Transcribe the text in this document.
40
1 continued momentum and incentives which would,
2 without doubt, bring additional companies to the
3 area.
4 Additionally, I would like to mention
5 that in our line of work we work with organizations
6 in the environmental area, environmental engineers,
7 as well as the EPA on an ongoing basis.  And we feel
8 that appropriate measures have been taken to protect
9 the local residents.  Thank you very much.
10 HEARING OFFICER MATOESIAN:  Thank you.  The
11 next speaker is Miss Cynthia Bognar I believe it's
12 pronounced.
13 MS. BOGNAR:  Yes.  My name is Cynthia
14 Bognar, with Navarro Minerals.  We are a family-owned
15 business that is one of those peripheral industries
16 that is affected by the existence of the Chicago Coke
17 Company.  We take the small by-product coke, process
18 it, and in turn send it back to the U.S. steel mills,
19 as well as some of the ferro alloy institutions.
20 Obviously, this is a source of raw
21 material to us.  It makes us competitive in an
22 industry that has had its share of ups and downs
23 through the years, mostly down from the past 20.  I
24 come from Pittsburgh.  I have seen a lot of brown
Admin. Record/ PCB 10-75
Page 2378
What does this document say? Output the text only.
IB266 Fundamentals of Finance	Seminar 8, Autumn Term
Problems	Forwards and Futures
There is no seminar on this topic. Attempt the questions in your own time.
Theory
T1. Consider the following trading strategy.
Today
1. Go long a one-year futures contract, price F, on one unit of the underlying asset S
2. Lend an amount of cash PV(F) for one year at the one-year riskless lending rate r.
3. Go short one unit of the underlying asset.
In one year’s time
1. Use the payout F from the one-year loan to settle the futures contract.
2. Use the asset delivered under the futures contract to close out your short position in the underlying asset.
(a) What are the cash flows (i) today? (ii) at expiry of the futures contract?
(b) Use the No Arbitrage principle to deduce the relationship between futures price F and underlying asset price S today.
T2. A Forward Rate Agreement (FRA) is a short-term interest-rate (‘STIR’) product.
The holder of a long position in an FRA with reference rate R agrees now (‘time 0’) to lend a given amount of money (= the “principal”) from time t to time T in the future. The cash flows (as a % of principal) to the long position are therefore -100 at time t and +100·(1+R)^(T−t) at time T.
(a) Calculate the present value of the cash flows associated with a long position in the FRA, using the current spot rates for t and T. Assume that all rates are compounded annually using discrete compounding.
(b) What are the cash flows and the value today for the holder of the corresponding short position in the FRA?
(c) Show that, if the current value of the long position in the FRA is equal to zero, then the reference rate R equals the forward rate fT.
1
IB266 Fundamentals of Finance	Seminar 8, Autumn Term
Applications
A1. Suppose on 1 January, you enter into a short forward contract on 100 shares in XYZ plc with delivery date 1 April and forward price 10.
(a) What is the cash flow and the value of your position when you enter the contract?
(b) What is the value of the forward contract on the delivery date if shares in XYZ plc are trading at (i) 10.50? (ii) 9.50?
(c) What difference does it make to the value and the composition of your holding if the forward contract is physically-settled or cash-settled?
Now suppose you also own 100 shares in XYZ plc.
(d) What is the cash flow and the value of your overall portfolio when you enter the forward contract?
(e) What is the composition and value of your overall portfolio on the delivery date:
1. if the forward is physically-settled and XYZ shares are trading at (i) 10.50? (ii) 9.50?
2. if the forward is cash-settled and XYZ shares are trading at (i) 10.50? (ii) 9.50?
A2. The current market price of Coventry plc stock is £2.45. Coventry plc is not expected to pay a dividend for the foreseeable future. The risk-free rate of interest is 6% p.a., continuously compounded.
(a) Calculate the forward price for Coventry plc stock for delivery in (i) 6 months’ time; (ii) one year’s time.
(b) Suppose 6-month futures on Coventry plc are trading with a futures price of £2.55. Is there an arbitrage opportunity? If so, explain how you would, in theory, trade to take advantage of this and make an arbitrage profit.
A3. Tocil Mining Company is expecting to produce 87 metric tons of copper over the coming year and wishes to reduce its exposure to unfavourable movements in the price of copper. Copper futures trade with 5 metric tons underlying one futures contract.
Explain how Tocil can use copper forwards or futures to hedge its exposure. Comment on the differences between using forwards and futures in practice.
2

==================================================

◆ **EXERCISE GOAL**: Show every line that contains the word "overall".

◆ **RESULT OF THE TASK**:
(d) What is the cash flow and the value of your overall portfolio when you enter the forward contract?
(e) What is the composition and value of your overall portfolio on the delivery date:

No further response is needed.